## start Dataset rows
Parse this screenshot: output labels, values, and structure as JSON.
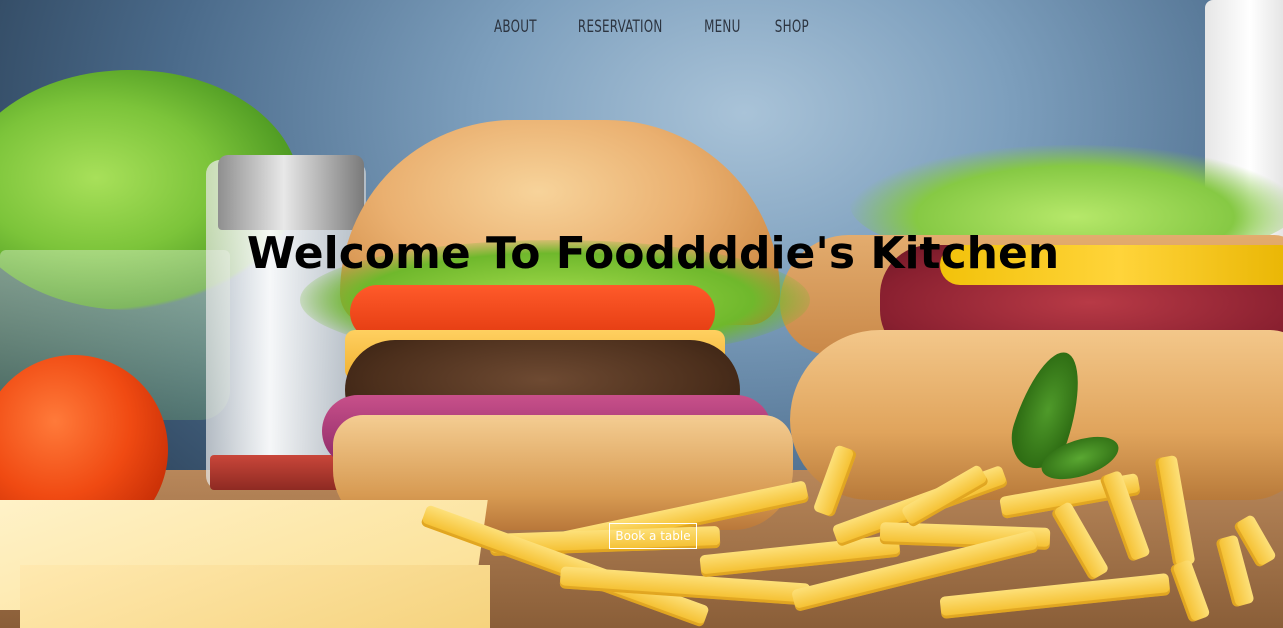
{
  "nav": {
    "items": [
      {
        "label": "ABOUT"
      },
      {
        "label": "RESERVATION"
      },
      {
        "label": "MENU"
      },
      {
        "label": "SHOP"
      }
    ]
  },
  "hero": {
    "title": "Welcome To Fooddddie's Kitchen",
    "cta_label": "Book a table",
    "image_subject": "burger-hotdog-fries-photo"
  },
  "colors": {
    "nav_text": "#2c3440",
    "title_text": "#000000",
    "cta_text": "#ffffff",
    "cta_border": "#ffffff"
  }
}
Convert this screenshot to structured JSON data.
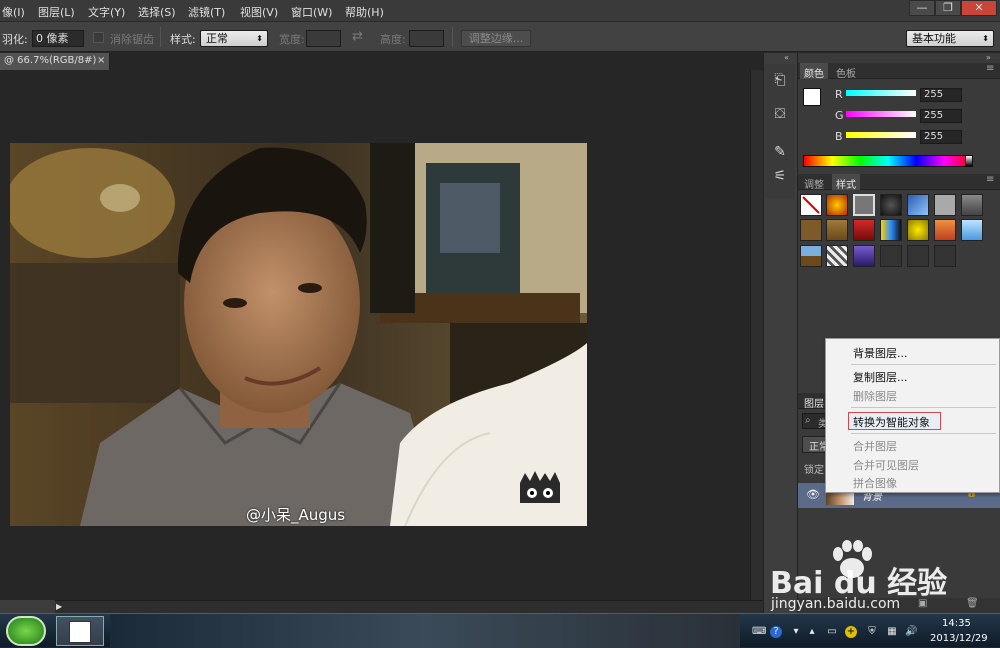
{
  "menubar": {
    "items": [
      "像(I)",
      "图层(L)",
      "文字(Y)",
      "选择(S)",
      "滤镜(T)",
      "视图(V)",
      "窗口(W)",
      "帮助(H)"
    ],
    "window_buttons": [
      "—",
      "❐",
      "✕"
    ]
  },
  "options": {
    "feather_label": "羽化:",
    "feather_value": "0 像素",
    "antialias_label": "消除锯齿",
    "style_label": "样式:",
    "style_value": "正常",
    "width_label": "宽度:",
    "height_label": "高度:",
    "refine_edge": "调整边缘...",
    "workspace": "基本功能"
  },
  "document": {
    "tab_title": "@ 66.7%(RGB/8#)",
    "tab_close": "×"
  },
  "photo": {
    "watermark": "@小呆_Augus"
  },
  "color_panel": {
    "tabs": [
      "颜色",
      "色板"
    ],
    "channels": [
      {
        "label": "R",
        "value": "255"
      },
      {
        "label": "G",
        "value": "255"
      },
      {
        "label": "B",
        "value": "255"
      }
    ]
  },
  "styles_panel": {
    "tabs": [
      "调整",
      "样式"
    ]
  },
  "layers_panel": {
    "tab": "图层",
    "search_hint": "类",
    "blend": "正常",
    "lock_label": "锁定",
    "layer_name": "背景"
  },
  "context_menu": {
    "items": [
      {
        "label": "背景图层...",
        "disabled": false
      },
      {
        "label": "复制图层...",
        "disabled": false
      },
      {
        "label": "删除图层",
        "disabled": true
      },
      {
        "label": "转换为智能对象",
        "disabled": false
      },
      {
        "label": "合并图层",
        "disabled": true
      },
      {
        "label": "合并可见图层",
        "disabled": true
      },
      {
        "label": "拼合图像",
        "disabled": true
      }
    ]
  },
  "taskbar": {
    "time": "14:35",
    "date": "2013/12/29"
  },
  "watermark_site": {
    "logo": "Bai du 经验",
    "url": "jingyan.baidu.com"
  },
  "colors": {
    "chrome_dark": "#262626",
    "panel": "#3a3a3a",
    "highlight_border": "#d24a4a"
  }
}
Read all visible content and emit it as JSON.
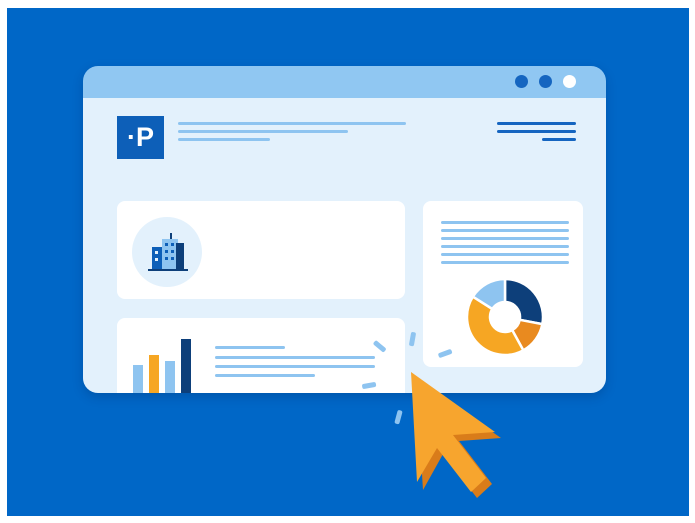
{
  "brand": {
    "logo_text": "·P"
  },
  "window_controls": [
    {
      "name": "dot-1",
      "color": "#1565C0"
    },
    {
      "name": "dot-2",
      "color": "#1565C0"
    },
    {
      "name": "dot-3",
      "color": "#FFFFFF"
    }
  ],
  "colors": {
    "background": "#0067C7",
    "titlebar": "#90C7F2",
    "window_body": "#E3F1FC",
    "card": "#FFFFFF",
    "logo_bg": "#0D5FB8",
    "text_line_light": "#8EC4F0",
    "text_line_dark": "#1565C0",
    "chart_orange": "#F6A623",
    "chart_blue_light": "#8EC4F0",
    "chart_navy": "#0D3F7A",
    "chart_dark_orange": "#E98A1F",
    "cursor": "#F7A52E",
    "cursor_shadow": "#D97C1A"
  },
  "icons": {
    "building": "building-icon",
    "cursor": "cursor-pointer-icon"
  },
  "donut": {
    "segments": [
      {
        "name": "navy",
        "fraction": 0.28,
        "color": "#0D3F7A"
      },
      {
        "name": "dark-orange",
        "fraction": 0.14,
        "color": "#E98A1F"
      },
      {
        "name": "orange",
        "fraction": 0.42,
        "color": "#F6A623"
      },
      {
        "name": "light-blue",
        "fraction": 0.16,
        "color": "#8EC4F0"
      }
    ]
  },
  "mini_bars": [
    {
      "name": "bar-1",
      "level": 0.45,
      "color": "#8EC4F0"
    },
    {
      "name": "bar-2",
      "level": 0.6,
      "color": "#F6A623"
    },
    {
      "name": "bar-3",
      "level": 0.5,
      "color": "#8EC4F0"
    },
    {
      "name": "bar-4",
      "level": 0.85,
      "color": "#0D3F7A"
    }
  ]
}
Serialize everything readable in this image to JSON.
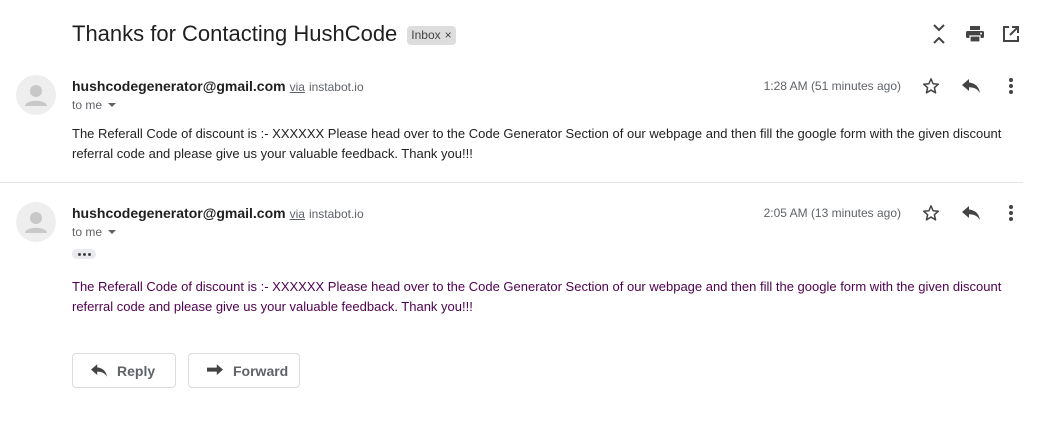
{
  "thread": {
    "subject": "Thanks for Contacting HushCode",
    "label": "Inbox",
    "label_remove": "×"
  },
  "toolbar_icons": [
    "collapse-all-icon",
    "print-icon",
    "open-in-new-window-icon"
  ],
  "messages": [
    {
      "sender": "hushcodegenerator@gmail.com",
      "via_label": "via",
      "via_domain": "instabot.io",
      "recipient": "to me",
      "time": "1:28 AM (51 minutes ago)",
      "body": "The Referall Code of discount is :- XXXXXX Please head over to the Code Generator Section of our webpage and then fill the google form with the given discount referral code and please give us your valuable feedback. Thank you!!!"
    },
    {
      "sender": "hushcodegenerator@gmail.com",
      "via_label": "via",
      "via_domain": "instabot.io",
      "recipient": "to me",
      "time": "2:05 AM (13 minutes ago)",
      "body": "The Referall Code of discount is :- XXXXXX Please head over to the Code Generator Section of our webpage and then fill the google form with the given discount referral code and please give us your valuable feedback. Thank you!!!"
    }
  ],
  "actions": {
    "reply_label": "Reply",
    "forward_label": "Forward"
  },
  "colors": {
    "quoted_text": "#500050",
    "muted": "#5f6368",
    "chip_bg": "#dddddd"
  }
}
## end Dataset rows
What is expected - Give all the entries again exactly, dropping each picture.

Final result -
Parse this screenshot: output labels, values, and structure as JSON.
{
  "nav": {
    "items": [
      {
        "label": "ABOUT"
      },
      {
        "label": "RESERVATION"
      },
      {
        "label": "MENU"
      },
      {
        "label": "SHOP"
      }
    ]
  },
  "hero": {
    "title": "Welcome To Fooddddie's Kitchen",
    "cta_label": "Book a table",
    "image_subject": "burger-hotdog-fries-photo"
  },
  "colors": {
    "nav_text": "#2c3440",
    "title_text": "#000000",
    "cta_text": "#ffffff",
    "cta_border": "#ffffff"
  }
}
Convert this screenshot to structured JSON data.
{
  "menubar": {
    "items": [
      "像(I)",
      "图层(L)",
      "文字(Y)",
      "选择(S)",
      "滤镜(T)",
      "视图(V)",
      "窗口(W)",
      "帮助(H)"
    ],
    "window_buttons": [
      "—",
      "❐",
      "✕"
    ]
  },
  "options": {
    "feather_label": "羽化:",
    "feather_value": "0 像素",
    "antialias_label": "消除锯齿",
    "style_label": "样式:",
    "style_value": "正常",
    "width_label": "宽度:",
    "height_label": "高度:",
    "refine_edge": "调整边缘...",
    "workspace": "基本功能"
  },
  "document": {
    "tab_title": "@ 66.7%(RGB/8#)",
    "tab_close": "×"
  },
  "photo": {
    "watermark": "@小呆_Augus"
  },
  "color_panel": {
    "tabs": [
      "颜色",
      "色板"
    ],
    "channels": [
      {
        "label": "R",
        "value": "255"
      },
      {
        "label": "G",
        "value": "255"
      },
      {
        "label": "B",
        "value": "255"
      }
    ]
  },
  "styles_panel": {
    "tabs": [
      "调整",
      "样式"
    ]
  },
  "layers_panel": {
    "tab": "图层",
    "search_hint": "类",
    "blend": "正常",
    "lock_label": "锁定",
    "layer_name": "背景"
  },
  "context_menu": {
    "items": [
      {
        "label": "背景图层...",
        "disabled": false
      },
      {
        "label": "复制图层...",
        "disabled": false
      },
      {
        "label": "删除图层",
        "disabled": true
      },
      {
        "label": "转换为智能对象",
        "disabled": false
      },
      {
        "label": "合并图层",
        "disabled": true
      },
      {
        "label": "合并可见图层",
        "disabled": true
      },
      {
        "label": "拼合图像",
        "disabled": true
      }
    ]
  },
  "taskbar": {
    "time": "14:35",
    "date": "2013/12/29"
  },
  "watermark_site": {
    "logo": "Bai du 经验",
    "url": "jingyan.baidu.com"
  },
  "colors": {
    "chrome_dark": "#262626",
    "panel": "#3a3a3a",
    "highlight_border": "#d24a4a"
  }
}
Read all visible content and emit it as JSON.
{
  "brand": {
    "logo_text": "·P"
  },
  "window_controls": [
    {
      "name": "dot-1",
      "color": "#1565C0"
    },
    {
      "name": "dot-2",
      "color": "#1565C0"
    },
    {
      "name": "dot-3",
      "color": "#FFFFFF"
    }
  ],
  "colors": {
    "background": "#0067C7",
    "titlebar": "#90C7F2",
    "window_body": "#E3F1FC",
    "card": "#FFFFFF",
    "logo_bg": "#0D5FB8",
    "text_line_light": "#8EC4F0",
    "text_line_dark": "#1565C0",
    "chart_orange": "#F6A623",
    "chart_blue_light": "#8EC4F0",
    "chart_navy": "#0D3F7A",
    "chart_dark_orange": "#E98A1F",
    "cursor": "#F7A52E",
    "cursor_shadow": "#D97C1A"
  },
  "icons": {
    "building": "building-icon",
    "cursor": "cursor-pointer-icon"
  },
  "donut": {
    "segments": [
      {
        "name": "navy",
        "fraction": 0.28,
        "color": "#0D3F7A"
      },
      {
        "name": "dark-orange",
        "fraction": 0.14,
        "color": "#E98A1F"
      },
      {
        "name": "orange",
        "fraction": 0.42,
        "color": "#F6A623"
      },
      {
        "name": "light-blue",
        "fraction": 0.16,
        "color": "#8EC4F0"
      }
    ]
  },
  "mini_bars": [
    {
      "name": "bar-1",
      "level": 0.45,
      "color": "#8EC4F0"
    },
    {
      "name": "bar-2",
      "level": 0.6,
      "color": "#F6A623"
    },
    {
      "name": "bar-3",
      "level": 0.5,
      "color": "#8EC4F0"
    },
    {
      "name": "bar-4",
      "level": 0.85,
      "color": "#0D3F7A"
    }
  ]
}
Serialize everything readable in this image to JSON.
{
  "thread": {
    "subject": "Thanks for Contacting HushCode",
    "label": "Inbox",
    "label_remove": "×"
  },
  "toolbar_icons": [
    "collapse-all-icon",
    "print-icon",
    "open-in-new-window-icon"
  ],
  "messages": [
    {
      "sender": "hushcodegenerator@gmail.com",
      "via_label": "via",
      "via_domain": "instabot.io",
      "recipient": "to me",
      "time": "1:28 AM (51 minutes ago)",
      "body": "The Referall Code of discount is :- XXXXXX Please head over to the Code Generator Section of our webpage and then fill the google form with the given discount referral code and please give us your valuable feedback. Thank you!!!"
    },
    {
      "sender": "hushcodegenerator@gmail.com",
      "via_label": "via",
      "via_domain": "instabot.io",
      "recipient": "to me",
      "time": "2:05 AM (13 minutes ago)",
      "body": "The Referall Code of discount is :- XXXXXX Please head over to the Code Generator Section of our webpage and then fill the google form with the given discount referral code and please give us your valuable feedback. Thank you!!!"
    }
  ],
  "actions": {
    "reply_label": "Reply",
    "forward_label": "Forward"
  },
  "colors": {
    "quoted_text": "#500050",
    "muted": "#5f6368",
    "chip_bg": "#dddddd"
  }
}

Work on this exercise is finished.